• Input data
________________________________________
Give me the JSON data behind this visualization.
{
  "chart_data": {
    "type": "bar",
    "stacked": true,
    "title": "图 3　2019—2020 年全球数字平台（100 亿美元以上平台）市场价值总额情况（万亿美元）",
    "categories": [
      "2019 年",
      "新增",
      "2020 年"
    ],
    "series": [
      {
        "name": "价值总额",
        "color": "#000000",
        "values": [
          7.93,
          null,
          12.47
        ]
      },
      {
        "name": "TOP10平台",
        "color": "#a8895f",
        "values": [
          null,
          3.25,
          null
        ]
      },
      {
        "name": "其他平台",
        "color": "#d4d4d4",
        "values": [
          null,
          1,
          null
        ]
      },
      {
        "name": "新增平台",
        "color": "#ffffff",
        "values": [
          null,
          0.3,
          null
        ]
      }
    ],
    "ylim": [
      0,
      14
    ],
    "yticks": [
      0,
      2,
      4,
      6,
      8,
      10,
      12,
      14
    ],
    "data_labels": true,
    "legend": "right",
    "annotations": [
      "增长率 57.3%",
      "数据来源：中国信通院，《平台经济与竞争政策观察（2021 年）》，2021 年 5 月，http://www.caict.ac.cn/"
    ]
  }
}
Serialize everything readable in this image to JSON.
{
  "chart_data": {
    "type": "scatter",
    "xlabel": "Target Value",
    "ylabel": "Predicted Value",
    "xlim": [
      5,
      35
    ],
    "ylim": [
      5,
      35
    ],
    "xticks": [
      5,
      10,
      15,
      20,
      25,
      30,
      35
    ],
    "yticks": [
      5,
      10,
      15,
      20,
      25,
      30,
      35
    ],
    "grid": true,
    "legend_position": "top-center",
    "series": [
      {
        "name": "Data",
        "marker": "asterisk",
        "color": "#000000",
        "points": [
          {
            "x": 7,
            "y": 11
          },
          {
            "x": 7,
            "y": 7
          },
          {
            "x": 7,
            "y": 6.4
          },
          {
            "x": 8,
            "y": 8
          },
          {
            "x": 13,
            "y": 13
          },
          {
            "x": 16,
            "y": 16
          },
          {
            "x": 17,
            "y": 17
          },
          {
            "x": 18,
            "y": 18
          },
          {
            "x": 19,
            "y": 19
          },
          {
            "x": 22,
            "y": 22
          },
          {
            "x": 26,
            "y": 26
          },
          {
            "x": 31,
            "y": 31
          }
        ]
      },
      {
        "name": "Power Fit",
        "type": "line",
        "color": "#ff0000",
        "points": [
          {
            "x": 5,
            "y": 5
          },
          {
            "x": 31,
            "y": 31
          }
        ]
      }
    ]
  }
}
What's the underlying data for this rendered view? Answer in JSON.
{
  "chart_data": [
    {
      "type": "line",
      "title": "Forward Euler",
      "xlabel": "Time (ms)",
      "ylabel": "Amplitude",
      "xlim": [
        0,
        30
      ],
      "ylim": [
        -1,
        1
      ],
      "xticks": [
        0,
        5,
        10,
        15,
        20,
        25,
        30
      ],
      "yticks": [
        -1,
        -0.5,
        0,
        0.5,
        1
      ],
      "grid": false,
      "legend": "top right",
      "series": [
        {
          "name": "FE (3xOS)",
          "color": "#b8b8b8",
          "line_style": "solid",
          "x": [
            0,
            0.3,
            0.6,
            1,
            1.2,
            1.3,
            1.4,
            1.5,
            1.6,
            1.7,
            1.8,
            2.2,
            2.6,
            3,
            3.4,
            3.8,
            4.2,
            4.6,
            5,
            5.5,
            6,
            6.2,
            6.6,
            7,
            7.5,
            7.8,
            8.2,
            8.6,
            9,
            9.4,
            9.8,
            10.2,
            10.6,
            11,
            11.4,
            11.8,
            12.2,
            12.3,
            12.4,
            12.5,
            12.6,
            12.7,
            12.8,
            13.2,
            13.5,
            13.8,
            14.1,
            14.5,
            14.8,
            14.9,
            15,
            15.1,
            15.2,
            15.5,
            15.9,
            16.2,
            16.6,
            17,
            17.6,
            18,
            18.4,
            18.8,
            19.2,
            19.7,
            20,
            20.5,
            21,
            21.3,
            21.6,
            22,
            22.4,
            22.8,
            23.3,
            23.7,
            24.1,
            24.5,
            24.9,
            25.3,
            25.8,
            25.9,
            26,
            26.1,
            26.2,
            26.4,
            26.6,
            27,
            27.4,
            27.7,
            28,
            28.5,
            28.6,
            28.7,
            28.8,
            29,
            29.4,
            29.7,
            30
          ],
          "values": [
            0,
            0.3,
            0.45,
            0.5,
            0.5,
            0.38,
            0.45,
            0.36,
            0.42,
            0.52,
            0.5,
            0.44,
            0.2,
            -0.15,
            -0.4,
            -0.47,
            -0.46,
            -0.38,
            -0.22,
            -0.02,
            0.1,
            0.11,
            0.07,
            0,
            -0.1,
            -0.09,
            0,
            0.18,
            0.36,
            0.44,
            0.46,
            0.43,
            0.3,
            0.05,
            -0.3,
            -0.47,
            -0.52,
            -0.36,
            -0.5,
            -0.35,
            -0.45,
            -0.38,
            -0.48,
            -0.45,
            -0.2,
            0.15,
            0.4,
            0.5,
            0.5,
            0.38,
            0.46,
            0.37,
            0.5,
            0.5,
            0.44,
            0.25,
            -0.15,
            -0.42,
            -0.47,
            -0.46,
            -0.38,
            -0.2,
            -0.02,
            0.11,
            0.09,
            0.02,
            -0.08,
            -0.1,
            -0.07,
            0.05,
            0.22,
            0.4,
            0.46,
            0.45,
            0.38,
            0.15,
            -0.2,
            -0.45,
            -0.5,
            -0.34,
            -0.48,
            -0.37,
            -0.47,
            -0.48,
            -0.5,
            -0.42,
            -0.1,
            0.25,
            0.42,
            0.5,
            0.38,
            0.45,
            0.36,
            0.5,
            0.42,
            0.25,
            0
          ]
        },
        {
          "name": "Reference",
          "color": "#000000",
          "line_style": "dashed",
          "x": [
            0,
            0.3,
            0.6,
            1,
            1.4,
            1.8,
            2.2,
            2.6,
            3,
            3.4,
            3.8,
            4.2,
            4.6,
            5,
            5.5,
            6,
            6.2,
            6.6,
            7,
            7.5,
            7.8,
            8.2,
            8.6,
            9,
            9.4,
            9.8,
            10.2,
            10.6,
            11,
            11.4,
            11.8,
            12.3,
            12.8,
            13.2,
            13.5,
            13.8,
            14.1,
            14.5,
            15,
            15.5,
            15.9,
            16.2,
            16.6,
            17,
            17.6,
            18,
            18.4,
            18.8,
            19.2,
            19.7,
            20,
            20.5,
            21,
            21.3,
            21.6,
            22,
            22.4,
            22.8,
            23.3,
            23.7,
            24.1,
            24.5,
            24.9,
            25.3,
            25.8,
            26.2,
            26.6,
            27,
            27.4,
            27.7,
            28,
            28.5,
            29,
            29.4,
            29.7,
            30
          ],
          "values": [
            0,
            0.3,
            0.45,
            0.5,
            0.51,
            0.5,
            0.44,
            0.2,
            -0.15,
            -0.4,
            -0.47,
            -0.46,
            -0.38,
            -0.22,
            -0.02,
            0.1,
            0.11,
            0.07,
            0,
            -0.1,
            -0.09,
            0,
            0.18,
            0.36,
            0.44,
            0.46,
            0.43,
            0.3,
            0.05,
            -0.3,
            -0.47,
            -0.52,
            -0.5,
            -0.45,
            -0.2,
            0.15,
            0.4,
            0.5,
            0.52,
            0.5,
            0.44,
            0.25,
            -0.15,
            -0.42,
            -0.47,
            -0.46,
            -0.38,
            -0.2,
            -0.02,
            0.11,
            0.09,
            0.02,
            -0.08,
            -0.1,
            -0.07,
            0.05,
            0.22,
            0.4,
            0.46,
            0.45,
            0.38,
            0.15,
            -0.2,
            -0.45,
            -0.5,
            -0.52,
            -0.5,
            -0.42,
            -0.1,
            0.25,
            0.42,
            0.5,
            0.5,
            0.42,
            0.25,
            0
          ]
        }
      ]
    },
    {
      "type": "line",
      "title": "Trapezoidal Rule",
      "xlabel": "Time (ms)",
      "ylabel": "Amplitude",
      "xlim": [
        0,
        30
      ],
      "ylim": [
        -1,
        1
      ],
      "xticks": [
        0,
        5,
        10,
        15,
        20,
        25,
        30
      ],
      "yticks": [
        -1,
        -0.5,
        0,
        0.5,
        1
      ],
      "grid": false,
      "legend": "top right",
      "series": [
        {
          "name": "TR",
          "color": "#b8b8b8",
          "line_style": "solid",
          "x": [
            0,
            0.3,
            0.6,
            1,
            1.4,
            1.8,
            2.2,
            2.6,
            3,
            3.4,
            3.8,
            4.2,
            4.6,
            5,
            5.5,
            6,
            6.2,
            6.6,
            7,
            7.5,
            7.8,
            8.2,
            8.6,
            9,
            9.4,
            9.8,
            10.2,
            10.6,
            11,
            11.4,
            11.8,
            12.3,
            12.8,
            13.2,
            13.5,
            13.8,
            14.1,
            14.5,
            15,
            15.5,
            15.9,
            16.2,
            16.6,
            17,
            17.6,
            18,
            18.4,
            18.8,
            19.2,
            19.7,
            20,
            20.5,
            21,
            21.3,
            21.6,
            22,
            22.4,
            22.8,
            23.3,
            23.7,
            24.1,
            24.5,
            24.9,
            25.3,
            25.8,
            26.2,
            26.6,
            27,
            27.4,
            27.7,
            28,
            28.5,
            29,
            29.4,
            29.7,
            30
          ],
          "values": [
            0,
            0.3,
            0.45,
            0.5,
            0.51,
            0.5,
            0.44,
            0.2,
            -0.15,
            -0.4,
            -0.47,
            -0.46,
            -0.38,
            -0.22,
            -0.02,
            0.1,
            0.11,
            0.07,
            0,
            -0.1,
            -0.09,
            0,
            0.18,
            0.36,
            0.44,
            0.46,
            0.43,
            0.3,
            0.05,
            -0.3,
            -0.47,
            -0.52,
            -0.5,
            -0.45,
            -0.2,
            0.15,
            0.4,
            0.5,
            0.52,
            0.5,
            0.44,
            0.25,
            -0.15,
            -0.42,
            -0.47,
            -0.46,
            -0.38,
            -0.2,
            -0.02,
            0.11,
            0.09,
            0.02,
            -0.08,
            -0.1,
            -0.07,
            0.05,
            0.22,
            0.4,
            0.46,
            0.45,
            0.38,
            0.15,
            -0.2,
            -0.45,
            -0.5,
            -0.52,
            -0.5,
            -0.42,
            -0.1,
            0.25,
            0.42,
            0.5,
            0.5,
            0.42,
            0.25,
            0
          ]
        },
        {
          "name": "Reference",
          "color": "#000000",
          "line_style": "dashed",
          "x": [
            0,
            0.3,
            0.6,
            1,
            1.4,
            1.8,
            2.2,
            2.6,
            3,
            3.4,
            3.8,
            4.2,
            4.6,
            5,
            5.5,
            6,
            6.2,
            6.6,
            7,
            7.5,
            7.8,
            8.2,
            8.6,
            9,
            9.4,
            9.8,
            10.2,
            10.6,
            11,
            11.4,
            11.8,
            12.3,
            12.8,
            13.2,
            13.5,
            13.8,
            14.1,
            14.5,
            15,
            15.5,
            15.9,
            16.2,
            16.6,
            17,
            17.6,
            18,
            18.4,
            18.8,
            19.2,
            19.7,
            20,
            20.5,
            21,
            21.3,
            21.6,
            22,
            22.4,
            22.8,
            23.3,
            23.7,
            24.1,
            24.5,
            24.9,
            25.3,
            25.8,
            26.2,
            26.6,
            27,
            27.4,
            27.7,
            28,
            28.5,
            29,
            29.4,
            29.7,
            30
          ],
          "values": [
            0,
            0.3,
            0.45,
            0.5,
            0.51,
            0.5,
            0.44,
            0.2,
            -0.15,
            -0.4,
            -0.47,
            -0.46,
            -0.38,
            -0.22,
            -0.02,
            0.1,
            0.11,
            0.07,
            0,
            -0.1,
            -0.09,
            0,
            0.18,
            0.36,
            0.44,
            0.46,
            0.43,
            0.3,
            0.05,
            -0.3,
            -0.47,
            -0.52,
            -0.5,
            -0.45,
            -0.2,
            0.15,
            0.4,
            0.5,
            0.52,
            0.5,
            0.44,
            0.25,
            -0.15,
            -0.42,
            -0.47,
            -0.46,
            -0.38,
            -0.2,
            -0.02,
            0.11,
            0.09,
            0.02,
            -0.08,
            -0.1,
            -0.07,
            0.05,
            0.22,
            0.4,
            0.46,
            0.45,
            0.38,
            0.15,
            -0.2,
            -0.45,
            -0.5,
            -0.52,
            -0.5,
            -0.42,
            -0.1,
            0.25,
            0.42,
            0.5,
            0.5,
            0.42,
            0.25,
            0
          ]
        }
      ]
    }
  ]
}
________________________________________
• What you have to do
Reproduce each line holding the word "title".

• Task output
    "title": "图 3　2019—2020 年全球数字平台（100 亿美元以上平台）市场价值总额情况（万亿美元）",
      "title": "Forward Euler",
      "title": "Trapezoidal Rule",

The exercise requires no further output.